Items listed in a dataset
..............................

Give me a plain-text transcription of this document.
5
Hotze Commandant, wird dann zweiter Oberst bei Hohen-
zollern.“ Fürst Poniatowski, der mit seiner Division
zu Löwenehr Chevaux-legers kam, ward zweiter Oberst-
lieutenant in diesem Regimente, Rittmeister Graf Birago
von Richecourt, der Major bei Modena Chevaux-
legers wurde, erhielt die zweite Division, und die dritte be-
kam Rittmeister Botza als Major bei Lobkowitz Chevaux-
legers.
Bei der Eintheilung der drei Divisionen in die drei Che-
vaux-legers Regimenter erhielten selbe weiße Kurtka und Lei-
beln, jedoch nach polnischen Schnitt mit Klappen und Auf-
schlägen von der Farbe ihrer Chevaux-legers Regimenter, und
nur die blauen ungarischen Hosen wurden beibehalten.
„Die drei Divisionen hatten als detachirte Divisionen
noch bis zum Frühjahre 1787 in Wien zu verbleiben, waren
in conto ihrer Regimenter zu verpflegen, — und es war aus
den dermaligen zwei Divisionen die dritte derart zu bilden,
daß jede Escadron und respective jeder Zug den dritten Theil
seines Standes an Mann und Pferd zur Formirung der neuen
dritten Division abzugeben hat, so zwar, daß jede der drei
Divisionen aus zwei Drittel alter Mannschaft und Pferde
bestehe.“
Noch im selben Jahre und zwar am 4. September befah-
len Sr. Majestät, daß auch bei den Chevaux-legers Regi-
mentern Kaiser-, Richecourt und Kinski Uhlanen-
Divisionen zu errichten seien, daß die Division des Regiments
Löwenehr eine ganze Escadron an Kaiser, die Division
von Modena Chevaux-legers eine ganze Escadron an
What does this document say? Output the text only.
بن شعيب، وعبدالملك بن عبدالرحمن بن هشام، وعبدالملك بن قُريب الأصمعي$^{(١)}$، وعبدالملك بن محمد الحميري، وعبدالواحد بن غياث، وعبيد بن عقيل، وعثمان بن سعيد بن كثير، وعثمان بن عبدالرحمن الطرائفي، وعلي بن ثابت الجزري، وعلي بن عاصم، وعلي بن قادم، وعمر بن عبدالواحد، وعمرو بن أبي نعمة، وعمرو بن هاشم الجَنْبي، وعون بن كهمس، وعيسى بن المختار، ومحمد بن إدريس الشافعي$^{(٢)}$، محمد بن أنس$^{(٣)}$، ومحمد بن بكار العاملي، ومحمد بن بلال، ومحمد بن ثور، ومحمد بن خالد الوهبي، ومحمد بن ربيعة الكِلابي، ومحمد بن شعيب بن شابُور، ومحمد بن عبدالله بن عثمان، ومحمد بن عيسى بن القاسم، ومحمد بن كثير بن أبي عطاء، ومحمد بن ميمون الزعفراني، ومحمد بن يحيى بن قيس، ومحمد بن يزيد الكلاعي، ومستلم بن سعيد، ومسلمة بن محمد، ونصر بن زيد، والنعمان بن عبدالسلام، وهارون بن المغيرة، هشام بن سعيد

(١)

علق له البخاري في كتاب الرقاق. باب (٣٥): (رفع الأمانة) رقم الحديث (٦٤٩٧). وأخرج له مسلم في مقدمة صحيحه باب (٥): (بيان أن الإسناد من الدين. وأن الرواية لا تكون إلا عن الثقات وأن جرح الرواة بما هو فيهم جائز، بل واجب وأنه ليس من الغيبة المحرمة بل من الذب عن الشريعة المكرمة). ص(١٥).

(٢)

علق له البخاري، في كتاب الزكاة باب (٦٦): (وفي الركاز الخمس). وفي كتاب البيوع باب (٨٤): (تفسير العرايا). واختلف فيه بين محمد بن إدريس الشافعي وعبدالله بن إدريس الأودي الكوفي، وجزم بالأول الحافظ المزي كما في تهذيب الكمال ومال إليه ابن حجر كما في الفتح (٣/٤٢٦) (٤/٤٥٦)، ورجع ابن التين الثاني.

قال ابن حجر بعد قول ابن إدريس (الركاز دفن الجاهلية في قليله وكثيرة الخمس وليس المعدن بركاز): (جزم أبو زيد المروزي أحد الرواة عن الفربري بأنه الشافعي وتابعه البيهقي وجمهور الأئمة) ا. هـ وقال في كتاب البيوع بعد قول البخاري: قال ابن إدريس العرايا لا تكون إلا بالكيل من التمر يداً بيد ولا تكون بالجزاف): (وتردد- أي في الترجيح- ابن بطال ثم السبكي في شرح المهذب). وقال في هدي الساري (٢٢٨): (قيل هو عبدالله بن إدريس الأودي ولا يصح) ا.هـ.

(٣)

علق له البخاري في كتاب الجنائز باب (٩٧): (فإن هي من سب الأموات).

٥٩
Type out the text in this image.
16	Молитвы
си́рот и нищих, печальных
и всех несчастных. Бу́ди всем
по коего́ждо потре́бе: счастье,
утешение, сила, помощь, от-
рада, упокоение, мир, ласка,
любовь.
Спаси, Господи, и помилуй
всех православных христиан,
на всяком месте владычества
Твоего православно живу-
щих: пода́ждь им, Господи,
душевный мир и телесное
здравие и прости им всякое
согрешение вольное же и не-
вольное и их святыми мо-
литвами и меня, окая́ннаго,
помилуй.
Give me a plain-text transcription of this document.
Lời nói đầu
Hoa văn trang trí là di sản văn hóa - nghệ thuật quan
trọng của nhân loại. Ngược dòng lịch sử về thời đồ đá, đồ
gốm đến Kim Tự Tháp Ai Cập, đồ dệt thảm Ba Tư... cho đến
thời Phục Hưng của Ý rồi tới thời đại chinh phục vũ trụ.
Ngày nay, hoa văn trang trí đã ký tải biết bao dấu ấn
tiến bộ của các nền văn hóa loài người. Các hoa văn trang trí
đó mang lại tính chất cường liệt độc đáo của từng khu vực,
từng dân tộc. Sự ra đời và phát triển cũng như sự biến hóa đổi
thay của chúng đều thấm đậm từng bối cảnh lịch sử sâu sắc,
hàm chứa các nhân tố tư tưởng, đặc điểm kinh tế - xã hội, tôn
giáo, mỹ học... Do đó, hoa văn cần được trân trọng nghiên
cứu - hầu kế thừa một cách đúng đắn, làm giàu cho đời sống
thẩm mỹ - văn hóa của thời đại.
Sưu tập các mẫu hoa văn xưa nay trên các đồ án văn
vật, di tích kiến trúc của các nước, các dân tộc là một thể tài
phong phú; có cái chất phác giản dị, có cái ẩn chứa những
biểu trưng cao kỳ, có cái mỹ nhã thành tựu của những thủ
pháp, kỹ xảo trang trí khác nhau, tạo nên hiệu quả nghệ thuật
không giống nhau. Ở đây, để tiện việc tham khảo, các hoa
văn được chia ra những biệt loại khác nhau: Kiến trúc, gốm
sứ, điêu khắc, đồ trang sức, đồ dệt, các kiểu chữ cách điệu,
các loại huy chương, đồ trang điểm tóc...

..............................

[What the task asks] Exactly reproduce every record.

[Output]
Give me a plain-text transcription of this document.
5
Hotze Commandant, wird dann zweiter Oberst bei Hohen-
zollern.“ Fürst Poniatowski, der mit seiner Division
zu Löwenehr Chevaux-legers kam, ward zweiter Oberst-
lieutenant in diesem Regimente, Rittmeister Graf Birago
von Richecourt, der Major bei Modena Chevaux-
legers wurde, erhielt die zweite Division, und die dritte be-
kam Rittmeister Botza als Major bei Lobkowitz Chevaux-
legers.
Bei der Eintheilung der drei Divisionen in die drei Che-
vaux-legers Regimenter erhielten selbe weiße Kurtka und Lei-
beln, jedoch nach polnischen Schnitt mit Klappen und Auf-
schlägen von der Farbe ihrer Chevaux-legers Regimenter, und
nur die blauen ungarischen Hosen wurden beibehalten.
„Die drei Divisionen hatten als detachirte Divisionen
noch bis zum Frühjahre 1787 in Wien zu verbleiben, waren
in conto ihrer Regimenter zu verpflegen, — und es war aus
den dermaligen zwei Divisionen die dritte derart zu bilden,
daß jede Escadron und respective jeder Zug den dritten Theil
seines Standes an Mann und Pferd zur Formirung der neuen
dritten Division abzugeben hat, so zwar, daß jede der drei
Divisionen aus zwei Drittel alter Mannschaft und Pferde
bestehe.“
Noch im selben Jahre und zwar am 4. September befah-
len Sr. Majestät, daß auch bei den Chevaux-legers Regi-
mentern Kaiser-, Richecourt und Kinski Uhlanen-
Divisionen zu errichten seien, daß die Division des Regiments
Löwenehr eine ganze Escadron an Kaiser, die Division
von Modena Chevaux-legers eine ganze Escadron an
What does this document say? Output the text only.
بن شعيب، وعبدالملك بن عبدالرحمن بن هشام، وعبدالملك بن قُريب الأصمعي$^{(١)}$، وعبدالملك بن محمد الحميري، وعبدالواحد بن غياث، وعبيد بن عقيل، وعثمان بن سعيد بن كثير، وعثمان بن عبدالرحمن الطرائفي، وعلي بن ثابت الجزري، وعلي بن عاصم، وعلي بن قادم، وعمر بن عبدالواحد، وعمرو بن أبي نعمة، وعمرو بن هاشم الجَنْبي، وعون بن كهمس، وعيسى بن المختار، ومحمد بن إدريس الشافعي$^{(٢)}$، محمد بن أنس$^{(٣)}$، ومحمد بن بكار العاملي، ومحمد بن بلال، ومحمد بن ثور، ومحمد بن خالد الوهبي، ومحمد بن ربيعة الكِلابي، ومحمد بن شعيب بن شابُور، ومحمد بن عبدالله بن عثمان، ومحمد بن عيسى بن القاسم، ومحمد بن كثير بن أبي عطاء، ومحمد بن ميمون الزعفراني، ومحمد بن يحيى بن قيس، ومحمد بن يزيد الكلاعي، ومستلم بن سعيد، ومسلمة بن محمد، ونصر بن زيد، والنعمان بن عبدالسلام، وهارون بن المغيرة، هشام بن سعيد

(١)

علق له البخاري في كتاب الرقاق. باب (٣٥): (رفع الأمانة) رقم الحديث (٦٤٩٧). وأخرج له مسلم في مقدمة صحيحه باب (٥): (بيان أن الإسناد من الدين. وأن الرواية لا تكون إلا عن الثقات وأن جرح الرواة بما هو فيهم جائز، بل واجب وأنه ليس من الغيبة المحرمة بل من الذب عن الشريعة المكرمة). ص(١٥).

(٢)

علق له البخاري، في كتاب الزكاة باب (٦٦): (وفي الركاز الخمس). وفي كتاب البيوع باب (٨٤): (تفسير العرايا). واختلف فيه بين محمد بن إدريس الشافعي وعبدالله بن إدريس الأودي الكوفي، وجزم بالأول الحافظ المزي كما في تهذيب الكمال ومال إليه ابن حجر كما في الفتح (٣/٤٢٦) (٤/٤٥٦)، ورجع ابن التين الثاني.

قال ابن حجر بعد قول ابن إدريس (الركاز دفن الجاهلية في قليله وكثيرة الخمس وليس المعدن بركاز): (جزم أبو زيد المروزي أحد الرواة عن الفربري بأنه الشافعي وتابعه البيهقي وجمهور الأئمة) ا. هـ وقال في كتاب البيوع بعد قول البخاري: قال ابن إدريس العرايا لا تكون إلا بالكيل من التمر يداً بيد ولا تكون بالجزاف): (وتردد- أي في الترجيح- ابن بطال ثم السبكي في شرح المهذب). وقال في هدي الساري (٢٢٨): (قيل هو عبدالله بن إدريس الأودي ولا يصح) ا.هـ.

(٣)

علق له البخاري في كتاب الجنائز باب (٩٧): (فإن هي من سب الأموات).

٥٩
Type out the text in this image.
16	Молитвы
си́рот и нищих, печальных
и всех несчастных. Бу́ди всем
по коего́ждо потре́бе: счастье,
утешение, сила, помощь, от-
рада, упокоение, мир, ласка,
любовь.
Спаси, Господи, и помилуй
всех православных христиан,
на всяком месте владычества
Твоего православно живу-
щих: пода́ждь им, Господи,
душевный мир и телесное
здравие и прости им всякое
согрешение вольное же и не-
вольное и их святыми мо-
литвами и меня, окая́ннаго,
помилуй.
Give me a plain-text transcription of this document.
Lời nói đầu
Hoa văn trang trí là di sản văn hóa - nghệ thuật quan
trọng của nhân loại. Ngược dòng lịch sử về thời đồ đá, đồ
gốm đến Kim Tự Tháp Ai Cập, đồ dệt thảm Ba Tư... cho đến
thời Phục Hưng của Ý rồi tới thời đại chinh phục vũ trụ.
Ngày nay, hoa văn trang trí đã ký tải biết bao dấu ấn
tiến bộ của các nền văn hóa loài người. Các hoa văn trang trí
đó mang lại tính chất cường liệt độc đáo của từng khu vực,
từng dân tộc. Sự ra đời và phát triển cũng như sự biến hóa đổi
thay của chúng đều thấm đậm từng bối cảnh lịch sử sâu sắc,
hàm chứa các nhân tố tư tưởng, đặc điểm kinh tế - xã hội, tôn
giáo, mỹ học... Do đó, hoa văn cần được trân trọng nghiên
cứu - hầu kế thừa một cách đúng đắn, làm giàu cho đời sống
thẩm mỹ - văn hóa của thời đại.
Sưu tập các mẫu hoa văn xưa nay trên các đồ án văn
vật, di tích kiến trúc của các nước, các dân tộc là một thể tài
phong phú; có cái chất phác giản dị, có cái ẩn chứa những
biểu trưng cao kỳ, có cái mỹ nhã thành tựu của những thủ
pháp, kỹ xảo trang trí khác nhau, tạo nên hiệu quả nghệ thuật
không giống nhau. Ở đây, để tiện việc tham khảo, các hoa
văn được chia ra những biệt loại khác nhau: Kiến trúc, gốm
sứ, điêu khắc, đồ trang sức, đồ dệt, các kiểu chữ cách điệu,
các loại huy chương, đồ trang điểm tóc...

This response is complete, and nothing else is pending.